Without the pictures, output the records below word for word.

━━━━━━━━━━━━━━━━━━━━━━━━━━━━━━

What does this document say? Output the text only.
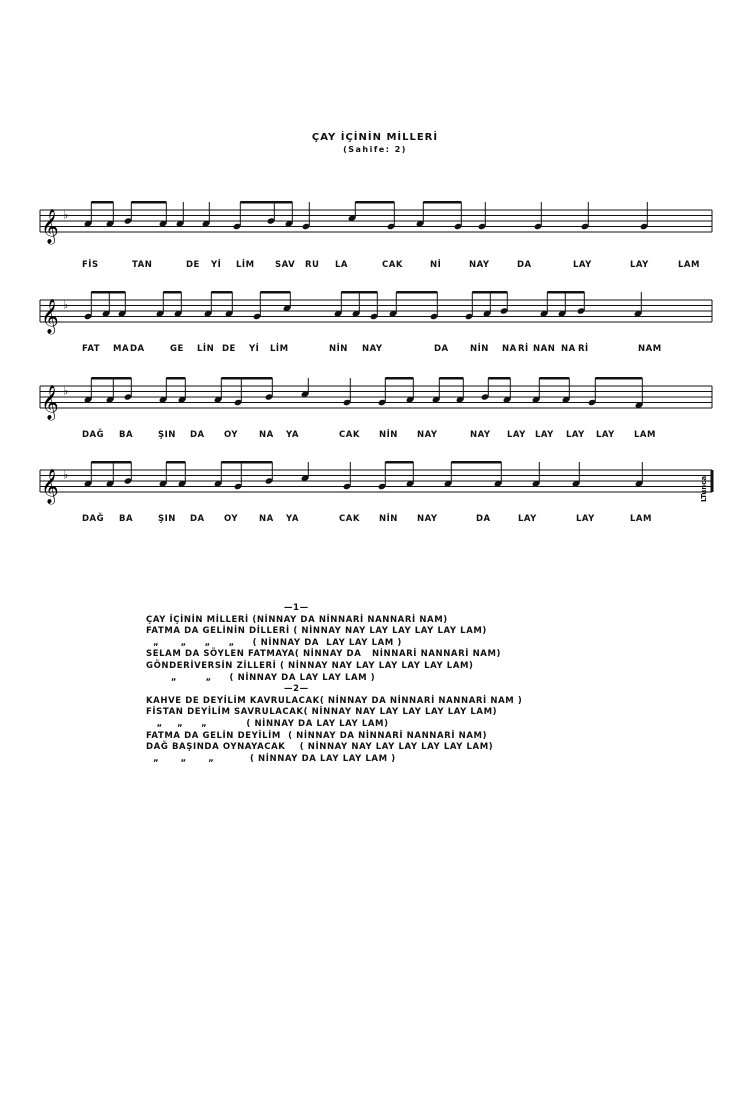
ÇAY İÇİNİN MİLLERİ
(Sahife: 2)
𝄞 ♭
FİS	TAN	DE Yİ LİM SAV RU LA	CAK	Nİ	NAY	DA	LAY	LAY	LAM
𝄞 ♭
FAT MA DA	GE LİN DE Yİ LİM	NİN NAY	DA	NİN NA Rİ NAN NA Rİ	NAM
𝄞 ♭
DAĞ BA	ŞIN DA OY NA YA	CAK NİN NAY	NAY LAY LAY LAY LAY LAM
𝄞 ♭
DAĞ BA	ŞIN DA OY NA YA	CAK NİN NAY	DA	LAY	LAY	LAM
LTunca
—1—
ÇAY İÇİNİN MİLLERİ (NİNNAY DA NİNNARİ NANNARİ NAM)
FATMA DA GELİNİN DİLLERİ ( NİNNAY NAY LAY LAY LAY LAY LAM)
„      „     „     „     ( NİNNAY DA  LAY LAY LAM )
SELAM DA SÖYLEN FATMAYA( NİNNAY DA   NİNNARİ NANNARİ NAM)
GÖNDERİVERSİN ZİLLERİ ( NİNNAY NAY LAY LAY LAY LAY LAM)
„        „     ( NİNNAY DA LAY LAY LAM )
—2—
KAHVE DE DEYİLİM KAVRULACAK( NİNNAY DA NİNNARİ NANNARİ NAM )
FİSTAN DEYİLİM SAVRULACAK( NİNNAY NAY LAY LAY LAY LAY LAM)
„    „     „           ( NİNNAY DA LAY LAY LAM)
FATMA DA GELİN DEYİLİM  ( NİNNAY DA NİNNARİ NANNARİ NAM)
DAĞ BAŞINDA OYNAYACAK    ( NİNNAY NAY LAY LAY LAY LAY LAM)
„      „      „          ( NİNNAY DA LAY LAY LAM )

━━━━━━━━━━━━━━━━━━━━━━━━━━━━━━

> Reply to the task
What does this document say? Output the text only.
ÇAY İÇİNİN MİLLERİ
(Sahife: 2)
𝄞 ♭
FİS	TAN	DE Yİ LİM SAV RU LA	CAK	Nİ	NAY	DA	LAY	LAY	LAM
𝄞 ♭
FAT MA DA	GE LİN DE Yİ LİM	NİN NAY	DA	NİN NA Rİ NAN NA Rİ	NAM
𝄞 ♭
DAĞ BA	ŞIN DA OY NA YA	CAK NİN NAY	NAY LAY LAY LAY LAY LAM
𝄞 ♭
DAĞ BA	ŞIN DA OY NA YA	CAK NİN NAY	DA	LAY	LAY	LAM
LTunca
—1—
ÇAY İÇİNİN MİLLERİ (NİNNAY DA NİNNARİ NANNARİ NAM)
FATMA DA GELİNİN DİLLERİ ( NİNNAY NAY LAY LAY LAY LAY LAM)
„      „     „     „     ( NİNNAY DA  LAY LAY LAM )
SELAM DA SÖYLEN FATMAYA( NİNNAY DA   NİNNARİ NANNARİ NAM)
GÖNDERİVERSİN ZİLLERİ ( NİNNAY NAY LAY LAY LAY LAY LAM)
„        „     ( NİNNAY DA LAY LAY LAM )
—2—
KAHVE DE DEYİLİM KAVRULACAK( NİNNAY DA NİNNARİ NANNARİ NAM )
FİSTAN DEYİLİM SAVRULACAK( NİNNAY NAY LAY LAY LAY LAY LAM)
„    „     „           ( NİNNAY DA LAY LAY LAM)
FATMA DA GELİN DEYİLİM  ( NİNNAY DA NİNNARİ NANNARİ NAM)
DAĞ BAŞINDA OYNAYACAK    ( NİNNAY NAY LAY LAY LAY LAY LAM)
„      „      „          ( NİNNAY DA LAY LAY LAM )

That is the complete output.